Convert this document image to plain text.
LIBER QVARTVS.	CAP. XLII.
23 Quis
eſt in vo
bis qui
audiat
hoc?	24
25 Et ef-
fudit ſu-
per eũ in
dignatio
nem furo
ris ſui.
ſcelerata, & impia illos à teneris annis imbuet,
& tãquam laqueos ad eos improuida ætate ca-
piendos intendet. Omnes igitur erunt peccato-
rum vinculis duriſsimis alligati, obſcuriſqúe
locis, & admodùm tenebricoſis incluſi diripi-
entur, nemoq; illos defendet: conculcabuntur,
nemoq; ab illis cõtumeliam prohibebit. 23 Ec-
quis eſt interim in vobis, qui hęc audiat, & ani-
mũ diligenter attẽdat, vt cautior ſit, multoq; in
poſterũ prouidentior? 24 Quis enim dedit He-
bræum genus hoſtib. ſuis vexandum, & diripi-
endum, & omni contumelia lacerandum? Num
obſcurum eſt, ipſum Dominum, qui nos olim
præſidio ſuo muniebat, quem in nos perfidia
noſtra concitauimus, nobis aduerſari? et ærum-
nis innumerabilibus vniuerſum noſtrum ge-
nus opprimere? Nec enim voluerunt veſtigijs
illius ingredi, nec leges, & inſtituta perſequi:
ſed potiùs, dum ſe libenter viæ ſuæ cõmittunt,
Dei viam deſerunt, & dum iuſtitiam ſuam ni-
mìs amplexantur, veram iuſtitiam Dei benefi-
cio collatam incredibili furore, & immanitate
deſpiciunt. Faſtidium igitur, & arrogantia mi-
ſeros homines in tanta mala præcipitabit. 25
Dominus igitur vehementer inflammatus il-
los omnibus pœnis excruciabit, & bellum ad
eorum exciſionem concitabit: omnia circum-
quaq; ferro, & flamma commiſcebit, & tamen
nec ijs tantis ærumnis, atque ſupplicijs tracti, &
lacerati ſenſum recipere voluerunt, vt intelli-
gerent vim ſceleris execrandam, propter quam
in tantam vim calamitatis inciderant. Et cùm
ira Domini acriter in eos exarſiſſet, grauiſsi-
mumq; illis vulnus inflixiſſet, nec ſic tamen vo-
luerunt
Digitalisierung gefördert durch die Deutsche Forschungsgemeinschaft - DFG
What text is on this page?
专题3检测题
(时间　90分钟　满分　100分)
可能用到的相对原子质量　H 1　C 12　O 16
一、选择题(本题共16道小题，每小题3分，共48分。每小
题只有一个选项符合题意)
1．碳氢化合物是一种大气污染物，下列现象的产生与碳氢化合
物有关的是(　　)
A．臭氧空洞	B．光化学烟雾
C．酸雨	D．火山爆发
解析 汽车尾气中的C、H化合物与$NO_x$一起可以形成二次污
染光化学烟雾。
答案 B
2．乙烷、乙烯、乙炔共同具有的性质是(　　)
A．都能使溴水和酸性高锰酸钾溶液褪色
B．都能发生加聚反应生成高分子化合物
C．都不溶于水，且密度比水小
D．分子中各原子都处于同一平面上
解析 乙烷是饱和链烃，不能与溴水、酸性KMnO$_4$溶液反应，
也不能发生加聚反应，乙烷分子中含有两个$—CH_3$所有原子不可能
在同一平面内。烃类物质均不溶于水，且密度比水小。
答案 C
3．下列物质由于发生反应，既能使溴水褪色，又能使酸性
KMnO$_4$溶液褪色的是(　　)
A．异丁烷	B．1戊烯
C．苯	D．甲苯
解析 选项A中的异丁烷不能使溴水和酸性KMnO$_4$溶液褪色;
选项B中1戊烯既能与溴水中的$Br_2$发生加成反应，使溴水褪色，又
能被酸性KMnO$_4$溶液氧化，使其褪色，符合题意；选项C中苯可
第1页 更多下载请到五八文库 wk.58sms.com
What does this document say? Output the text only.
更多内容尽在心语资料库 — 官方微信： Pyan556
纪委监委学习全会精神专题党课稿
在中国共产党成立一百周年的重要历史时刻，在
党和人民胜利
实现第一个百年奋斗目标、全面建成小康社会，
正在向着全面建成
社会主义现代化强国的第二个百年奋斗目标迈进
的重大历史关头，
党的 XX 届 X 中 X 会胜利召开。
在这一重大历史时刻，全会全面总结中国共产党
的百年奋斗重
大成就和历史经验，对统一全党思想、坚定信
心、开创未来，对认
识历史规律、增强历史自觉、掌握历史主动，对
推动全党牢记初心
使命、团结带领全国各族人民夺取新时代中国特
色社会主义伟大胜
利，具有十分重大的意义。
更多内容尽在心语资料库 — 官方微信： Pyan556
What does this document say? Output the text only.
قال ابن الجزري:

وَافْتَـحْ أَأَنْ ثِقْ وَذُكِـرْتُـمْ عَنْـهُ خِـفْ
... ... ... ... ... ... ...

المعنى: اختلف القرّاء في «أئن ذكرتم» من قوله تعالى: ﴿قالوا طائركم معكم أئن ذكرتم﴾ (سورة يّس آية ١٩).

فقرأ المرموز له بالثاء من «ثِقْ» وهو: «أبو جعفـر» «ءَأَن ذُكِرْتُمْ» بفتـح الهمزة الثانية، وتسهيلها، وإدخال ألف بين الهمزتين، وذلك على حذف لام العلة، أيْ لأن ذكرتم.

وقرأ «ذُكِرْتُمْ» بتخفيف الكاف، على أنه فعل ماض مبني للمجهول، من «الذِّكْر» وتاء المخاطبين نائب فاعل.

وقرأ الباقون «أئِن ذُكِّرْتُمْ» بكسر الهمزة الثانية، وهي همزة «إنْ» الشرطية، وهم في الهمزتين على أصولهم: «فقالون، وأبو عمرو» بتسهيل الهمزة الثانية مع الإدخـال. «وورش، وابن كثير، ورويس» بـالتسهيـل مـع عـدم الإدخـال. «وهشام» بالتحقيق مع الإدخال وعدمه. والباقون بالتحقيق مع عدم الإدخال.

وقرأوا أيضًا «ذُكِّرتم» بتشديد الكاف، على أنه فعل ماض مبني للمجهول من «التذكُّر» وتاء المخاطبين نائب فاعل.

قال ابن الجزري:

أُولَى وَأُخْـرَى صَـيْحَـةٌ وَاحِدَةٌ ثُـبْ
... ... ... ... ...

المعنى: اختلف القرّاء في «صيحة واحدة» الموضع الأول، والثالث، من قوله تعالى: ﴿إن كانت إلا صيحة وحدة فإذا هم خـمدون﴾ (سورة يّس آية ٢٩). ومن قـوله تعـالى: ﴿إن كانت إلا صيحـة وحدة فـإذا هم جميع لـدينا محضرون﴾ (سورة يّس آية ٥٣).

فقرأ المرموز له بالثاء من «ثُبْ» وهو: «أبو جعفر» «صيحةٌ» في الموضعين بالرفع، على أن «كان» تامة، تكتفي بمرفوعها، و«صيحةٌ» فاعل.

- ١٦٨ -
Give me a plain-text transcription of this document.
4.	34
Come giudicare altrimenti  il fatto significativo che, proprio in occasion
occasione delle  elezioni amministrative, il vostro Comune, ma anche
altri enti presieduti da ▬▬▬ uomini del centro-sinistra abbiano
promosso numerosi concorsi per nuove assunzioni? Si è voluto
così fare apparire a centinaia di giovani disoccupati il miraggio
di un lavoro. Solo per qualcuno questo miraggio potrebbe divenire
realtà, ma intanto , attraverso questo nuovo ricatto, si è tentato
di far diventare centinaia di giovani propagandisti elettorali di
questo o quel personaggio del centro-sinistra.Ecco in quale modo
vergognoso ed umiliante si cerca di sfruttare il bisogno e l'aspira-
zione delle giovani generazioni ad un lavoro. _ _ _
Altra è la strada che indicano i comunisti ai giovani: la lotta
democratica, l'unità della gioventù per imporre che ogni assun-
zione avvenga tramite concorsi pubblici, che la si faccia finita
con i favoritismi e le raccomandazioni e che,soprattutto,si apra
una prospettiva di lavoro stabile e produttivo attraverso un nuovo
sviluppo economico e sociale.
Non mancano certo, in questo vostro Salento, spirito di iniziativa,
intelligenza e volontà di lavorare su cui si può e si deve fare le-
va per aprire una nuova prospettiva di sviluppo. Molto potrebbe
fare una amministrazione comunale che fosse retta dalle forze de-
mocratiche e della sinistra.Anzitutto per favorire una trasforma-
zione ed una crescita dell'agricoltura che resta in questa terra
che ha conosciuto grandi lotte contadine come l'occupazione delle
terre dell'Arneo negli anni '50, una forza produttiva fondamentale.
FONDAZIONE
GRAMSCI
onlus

▶ **GOAL**:
Look through the material above and pick out each line holding the word "المعنى".

▶ **WRITTEN ANSWER**:
المعنى: اختلف القرّاء في «أئن ذكرتم» من قوله تعالى: ﴿قالوا طائركم معكم أئن ذكرتم﴾ (سورة يّس آية ١٩).
المعنى: اختلف القرّاء في «صيحة واحدة» الموضع الأول، والثالث، من قوله تعالى: ﴿إن كانت إلا صيحة وحدة فإذا هم خـمدون﴾ (سورة يّس آية ٢٩). ومن قـوله تعـالى: ﴿إن كانت إلا صيحـة وحدة فـإذا هم جميع لـدينا محضرون﴾ (سورة يّس آية ٥٣).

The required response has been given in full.